Work to complete: From the entries below, extract every line that includes the word "JSON".

Records supplied:
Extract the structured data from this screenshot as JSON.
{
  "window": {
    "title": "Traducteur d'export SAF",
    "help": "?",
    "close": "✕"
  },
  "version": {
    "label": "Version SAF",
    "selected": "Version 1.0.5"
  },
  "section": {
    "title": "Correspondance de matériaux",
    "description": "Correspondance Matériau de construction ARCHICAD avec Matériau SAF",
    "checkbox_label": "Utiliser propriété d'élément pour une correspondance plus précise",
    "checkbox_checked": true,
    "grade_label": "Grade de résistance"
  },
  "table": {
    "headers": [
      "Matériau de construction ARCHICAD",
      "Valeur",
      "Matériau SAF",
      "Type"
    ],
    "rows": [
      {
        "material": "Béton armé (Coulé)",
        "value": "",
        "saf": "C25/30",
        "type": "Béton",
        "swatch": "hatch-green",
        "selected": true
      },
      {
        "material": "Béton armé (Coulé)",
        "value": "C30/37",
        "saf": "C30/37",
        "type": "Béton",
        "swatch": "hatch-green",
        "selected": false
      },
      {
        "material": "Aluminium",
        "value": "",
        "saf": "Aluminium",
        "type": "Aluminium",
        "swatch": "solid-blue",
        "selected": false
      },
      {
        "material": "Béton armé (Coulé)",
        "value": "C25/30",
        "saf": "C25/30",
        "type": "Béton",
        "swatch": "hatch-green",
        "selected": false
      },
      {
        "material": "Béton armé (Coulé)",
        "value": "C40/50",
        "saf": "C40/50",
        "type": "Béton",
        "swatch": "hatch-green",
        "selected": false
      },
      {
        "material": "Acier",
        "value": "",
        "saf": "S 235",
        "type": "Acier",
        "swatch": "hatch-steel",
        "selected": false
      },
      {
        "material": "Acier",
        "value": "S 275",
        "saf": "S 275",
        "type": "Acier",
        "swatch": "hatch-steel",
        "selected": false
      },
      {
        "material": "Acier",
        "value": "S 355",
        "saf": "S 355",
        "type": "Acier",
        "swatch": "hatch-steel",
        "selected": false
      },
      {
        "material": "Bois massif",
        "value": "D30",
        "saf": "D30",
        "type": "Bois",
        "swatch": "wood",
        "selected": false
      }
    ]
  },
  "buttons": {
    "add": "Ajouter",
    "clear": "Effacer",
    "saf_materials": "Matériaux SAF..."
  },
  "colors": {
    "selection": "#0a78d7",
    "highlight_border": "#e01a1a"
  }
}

* * *

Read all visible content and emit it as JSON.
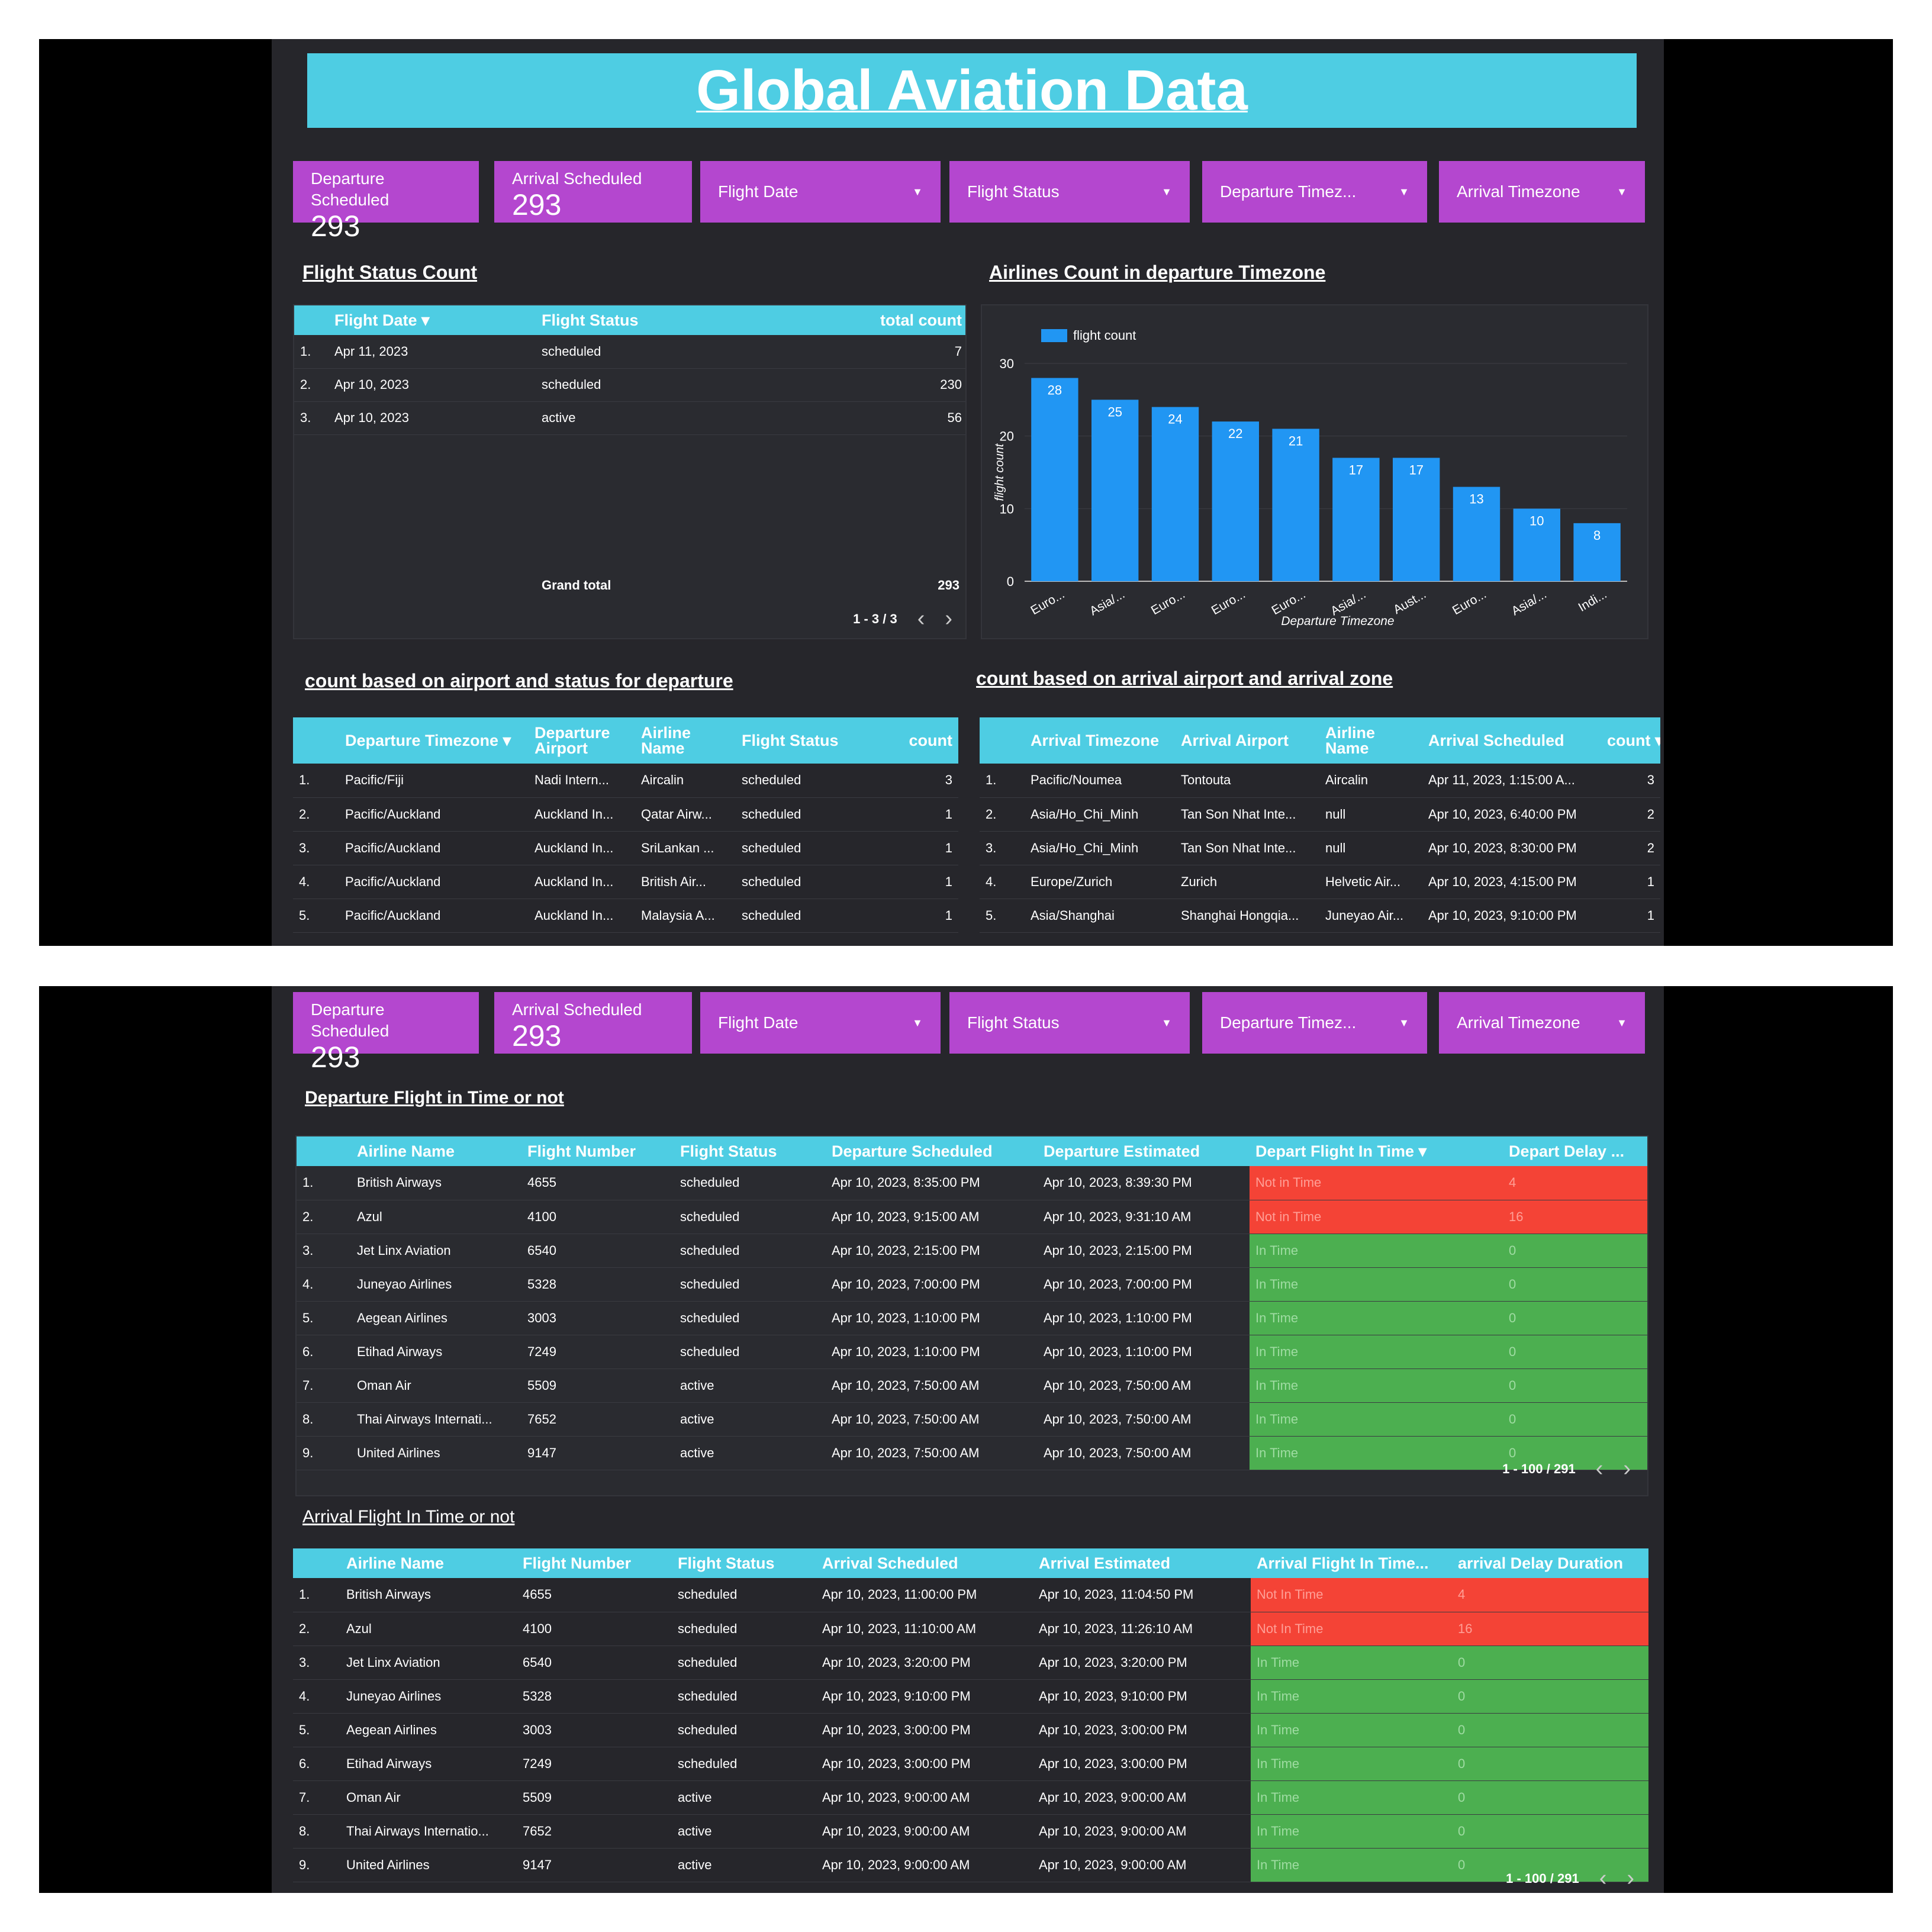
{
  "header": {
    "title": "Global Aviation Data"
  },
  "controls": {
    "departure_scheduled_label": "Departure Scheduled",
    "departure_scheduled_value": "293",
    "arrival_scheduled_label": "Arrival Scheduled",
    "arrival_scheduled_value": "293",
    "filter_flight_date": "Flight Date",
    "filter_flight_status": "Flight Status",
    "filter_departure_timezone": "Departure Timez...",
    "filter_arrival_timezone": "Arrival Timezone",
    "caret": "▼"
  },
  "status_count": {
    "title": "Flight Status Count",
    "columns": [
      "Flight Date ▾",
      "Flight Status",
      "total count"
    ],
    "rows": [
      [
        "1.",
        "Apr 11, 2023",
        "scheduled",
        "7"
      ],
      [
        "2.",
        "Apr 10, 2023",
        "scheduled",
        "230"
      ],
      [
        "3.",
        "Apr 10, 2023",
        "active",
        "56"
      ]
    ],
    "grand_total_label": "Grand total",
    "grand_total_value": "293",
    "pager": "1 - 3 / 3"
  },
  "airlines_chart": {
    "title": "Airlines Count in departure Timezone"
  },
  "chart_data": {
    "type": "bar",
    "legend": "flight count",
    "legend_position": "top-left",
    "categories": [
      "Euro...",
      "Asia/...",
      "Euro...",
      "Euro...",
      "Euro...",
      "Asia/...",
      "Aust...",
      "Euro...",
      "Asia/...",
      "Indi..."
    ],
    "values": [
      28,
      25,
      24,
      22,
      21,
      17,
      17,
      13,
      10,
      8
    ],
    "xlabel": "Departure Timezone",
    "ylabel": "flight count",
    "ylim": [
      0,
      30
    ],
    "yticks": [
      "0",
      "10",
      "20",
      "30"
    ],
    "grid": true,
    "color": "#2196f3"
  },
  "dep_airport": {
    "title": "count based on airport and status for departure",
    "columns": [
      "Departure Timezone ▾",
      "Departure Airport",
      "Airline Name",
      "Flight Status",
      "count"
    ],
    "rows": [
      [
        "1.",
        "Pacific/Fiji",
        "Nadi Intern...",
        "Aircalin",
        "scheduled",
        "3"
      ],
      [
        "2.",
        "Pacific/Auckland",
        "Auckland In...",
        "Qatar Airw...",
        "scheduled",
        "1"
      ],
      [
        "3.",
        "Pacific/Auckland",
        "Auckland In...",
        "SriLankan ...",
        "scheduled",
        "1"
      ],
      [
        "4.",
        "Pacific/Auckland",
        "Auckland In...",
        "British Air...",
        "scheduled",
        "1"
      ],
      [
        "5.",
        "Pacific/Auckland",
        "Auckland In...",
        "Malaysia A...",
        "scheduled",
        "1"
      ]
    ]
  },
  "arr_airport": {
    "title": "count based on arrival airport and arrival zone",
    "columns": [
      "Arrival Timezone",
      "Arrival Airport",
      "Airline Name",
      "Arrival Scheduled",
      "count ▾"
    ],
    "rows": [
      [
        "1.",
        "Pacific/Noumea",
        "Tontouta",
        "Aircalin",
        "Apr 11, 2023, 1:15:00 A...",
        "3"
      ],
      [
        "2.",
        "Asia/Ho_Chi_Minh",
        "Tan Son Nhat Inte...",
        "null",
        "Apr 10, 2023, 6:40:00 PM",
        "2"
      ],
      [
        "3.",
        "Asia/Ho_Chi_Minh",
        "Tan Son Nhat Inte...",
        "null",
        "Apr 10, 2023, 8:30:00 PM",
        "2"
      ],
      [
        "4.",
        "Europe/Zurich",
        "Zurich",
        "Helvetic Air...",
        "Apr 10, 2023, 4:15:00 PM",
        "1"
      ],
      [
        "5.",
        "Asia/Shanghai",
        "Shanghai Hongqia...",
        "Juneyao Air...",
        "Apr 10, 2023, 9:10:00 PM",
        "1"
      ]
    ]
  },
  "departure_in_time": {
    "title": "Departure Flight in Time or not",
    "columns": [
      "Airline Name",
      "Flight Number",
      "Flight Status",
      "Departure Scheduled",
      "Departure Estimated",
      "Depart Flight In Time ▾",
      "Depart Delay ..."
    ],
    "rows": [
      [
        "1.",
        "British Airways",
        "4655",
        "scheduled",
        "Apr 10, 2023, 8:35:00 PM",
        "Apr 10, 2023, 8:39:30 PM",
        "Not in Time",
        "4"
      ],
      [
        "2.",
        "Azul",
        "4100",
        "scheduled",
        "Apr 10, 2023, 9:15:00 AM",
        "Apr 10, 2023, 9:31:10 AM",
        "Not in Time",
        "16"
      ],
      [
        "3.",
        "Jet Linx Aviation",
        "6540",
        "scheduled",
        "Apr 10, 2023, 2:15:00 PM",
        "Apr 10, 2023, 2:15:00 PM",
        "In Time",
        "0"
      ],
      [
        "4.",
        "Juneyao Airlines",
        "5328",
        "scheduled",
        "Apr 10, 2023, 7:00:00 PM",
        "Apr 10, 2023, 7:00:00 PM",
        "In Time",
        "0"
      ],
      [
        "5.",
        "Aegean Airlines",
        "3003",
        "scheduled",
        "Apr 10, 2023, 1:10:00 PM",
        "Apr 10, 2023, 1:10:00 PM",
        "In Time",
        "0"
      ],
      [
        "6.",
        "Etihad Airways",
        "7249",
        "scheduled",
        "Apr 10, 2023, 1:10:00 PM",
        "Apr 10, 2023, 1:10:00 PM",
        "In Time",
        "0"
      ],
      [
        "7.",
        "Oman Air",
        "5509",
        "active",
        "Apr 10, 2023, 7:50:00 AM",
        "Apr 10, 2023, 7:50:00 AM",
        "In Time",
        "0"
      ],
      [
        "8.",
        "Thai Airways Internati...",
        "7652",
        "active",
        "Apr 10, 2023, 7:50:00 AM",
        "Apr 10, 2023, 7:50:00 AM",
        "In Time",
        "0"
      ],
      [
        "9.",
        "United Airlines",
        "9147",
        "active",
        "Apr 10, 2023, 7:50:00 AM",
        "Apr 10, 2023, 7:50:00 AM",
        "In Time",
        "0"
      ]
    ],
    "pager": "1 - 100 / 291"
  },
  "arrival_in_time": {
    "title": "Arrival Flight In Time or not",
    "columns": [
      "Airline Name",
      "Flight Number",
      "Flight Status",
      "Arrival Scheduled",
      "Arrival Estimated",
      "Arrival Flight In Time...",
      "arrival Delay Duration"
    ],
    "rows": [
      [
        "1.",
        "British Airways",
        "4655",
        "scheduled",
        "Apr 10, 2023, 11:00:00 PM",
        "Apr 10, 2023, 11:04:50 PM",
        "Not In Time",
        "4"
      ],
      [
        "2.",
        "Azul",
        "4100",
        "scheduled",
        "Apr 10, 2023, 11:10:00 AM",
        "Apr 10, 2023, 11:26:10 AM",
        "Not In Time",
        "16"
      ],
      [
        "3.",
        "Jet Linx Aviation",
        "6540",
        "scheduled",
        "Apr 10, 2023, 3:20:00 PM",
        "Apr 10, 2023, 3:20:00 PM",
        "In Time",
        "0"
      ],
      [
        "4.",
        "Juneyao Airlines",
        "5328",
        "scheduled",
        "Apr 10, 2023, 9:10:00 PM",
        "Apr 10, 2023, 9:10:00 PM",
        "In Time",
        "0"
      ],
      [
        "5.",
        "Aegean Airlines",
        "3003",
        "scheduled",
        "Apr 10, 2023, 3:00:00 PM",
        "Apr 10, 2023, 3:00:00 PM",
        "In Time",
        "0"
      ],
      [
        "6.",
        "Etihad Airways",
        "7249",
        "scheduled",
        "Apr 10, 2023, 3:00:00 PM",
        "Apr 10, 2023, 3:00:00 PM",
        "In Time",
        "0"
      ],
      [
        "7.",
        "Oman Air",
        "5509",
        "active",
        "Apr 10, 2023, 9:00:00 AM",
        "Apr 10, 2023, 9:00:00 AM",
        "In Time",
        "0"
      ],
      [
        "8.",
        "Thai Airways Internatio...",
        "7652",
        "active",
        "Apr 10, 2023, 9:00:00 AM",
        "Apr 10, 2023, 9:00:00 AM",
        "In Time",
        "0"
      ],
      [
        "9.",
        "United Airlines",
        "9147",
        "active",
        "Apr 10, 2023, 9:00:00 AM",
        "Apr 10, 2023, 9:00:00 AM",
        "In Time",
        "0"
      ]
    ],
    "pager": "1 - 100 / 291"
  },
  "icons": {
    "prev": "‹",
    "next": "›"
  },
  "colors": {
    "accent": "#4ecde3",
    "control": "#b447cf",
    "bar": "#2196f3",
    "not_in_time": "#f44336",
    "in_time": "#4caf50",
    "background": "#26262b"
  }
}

The completed task:
Extract the structured data from this screenshot as JSON.
Read all visible content and emit it as JSON.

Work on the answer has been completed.